Exercise aim:
Your task is to output the listing word for word, with pictures excluded.

Data in this exercise:
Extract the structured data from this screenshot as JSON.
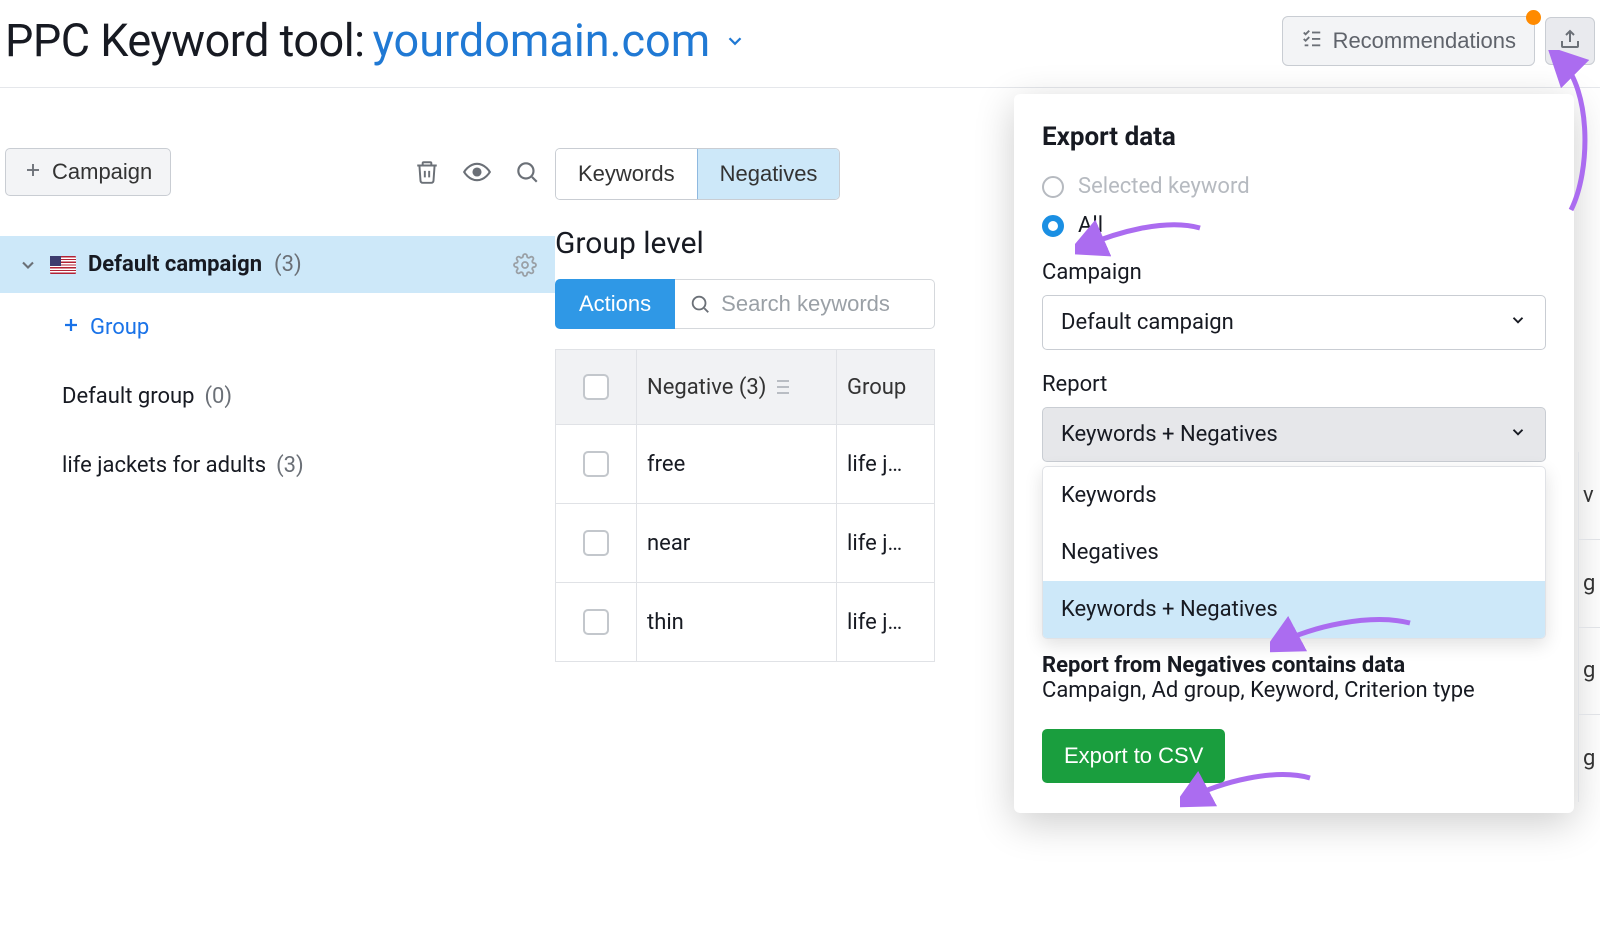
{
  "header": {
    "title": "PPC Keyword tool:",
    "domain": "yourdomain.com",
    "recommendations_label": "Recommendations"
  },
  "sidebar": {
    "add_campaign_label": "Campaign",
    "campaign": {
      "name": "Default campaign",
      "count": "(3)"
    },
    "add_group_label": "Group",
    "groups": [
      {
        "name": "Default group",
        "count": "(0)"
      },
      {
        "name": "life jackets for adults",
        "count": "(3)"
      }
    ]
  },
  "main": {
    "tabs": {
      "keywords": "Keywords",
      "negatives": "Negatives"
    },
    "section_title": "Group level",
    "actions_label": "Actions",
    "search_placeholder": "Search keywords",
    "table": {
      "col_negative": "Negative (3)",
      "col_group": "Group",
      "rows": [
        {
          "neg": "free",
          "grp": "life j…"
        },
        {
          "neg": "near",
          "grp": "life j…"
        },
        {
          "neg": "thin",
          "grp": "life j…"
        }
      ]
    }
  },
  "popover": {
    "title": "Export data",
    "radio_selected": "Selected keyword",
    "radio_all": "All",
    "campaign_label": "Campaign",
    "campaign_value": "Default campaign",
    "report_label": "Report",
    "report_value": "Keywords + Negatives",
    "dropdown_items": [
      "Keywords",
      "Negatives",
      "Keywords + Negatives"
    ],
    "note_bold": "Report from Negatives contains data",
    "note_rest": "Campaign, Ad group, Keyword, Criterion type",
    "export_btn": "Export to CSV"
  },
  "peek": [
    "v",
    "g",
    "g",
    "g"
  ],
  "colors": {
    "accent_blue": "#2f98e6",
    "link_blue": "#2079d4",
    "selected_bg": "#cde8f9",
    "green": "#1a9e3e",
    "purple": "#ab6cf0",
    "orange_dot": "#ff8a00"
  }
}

Worked solution:
Extract the structured data from this screenshot as JSON.
{
  "header": {
    "title": "PPC Keyword tool:",
    "domain": "yourdomain.com",
    "recommendations_label": "Recommendations"
  },
  "sidebar": {
    "add_campaign_label": "Campaign",
    "campaign": {
      "name": "Default campaign",
      "count": "(3)"
    },
    "add_group_label": "Group",
    "groups": [
      {
        "name": "Default group",
        "count": "(0)"
      },
      {
        "name": "life jackets for adults",
        "count": "(3)"
      }
    ]
  },
  "main": {
    "tabs": {
      "keywords": "Keywords",
      "negatives": "Negatives"
    },
    "section_title": "Group level",
    "actions_label": "Actions",
    "search_placeholder": "Search keywords",
    "table": {
      "col_negative": "Negative (3)",
      "col_group": "Group",
      "rows": [
        {
          "neg": "free",
          "grp": "life j…"
        },
        {
          "neg": "near",
          "grp": "life j…"
        },
        {
          "neg": "thin",
          "grp": "life j…"
        }
      ]
    }
  },
  "popover": {
    "title": "Export data",
    "radio_selected": "Selected keyword",
    "radio_all": "All",
    "campaign_label": "Campaign",
    "campaign_value": "Default campaign",
    "report_label": "Report",
    "report_value": "Keywords + Negatives",
    "dropdown_items": [
      "Keywords",
      "Negatives",
      "Keywords + Negatives"
    ],
    "note_bold": "Report from Negatives contains data",
    "note_rest": "Campaign, Ad group, Keyword, Criterion type",
    "export_btn": "Export to CSV"
  },
  "peek": [
    "v",
    "g",
    "g",
    "g"
  ],
  "colors": {
    "accent_blue": "#2f98e6",
    "link_blue": "#2079d4",
    "selected_bg": "#cde8f9",
    "green": "#1a9e3e",
    "purple": "#ab6cf0",
    "orange_dot": "#ff8a00"
  }
}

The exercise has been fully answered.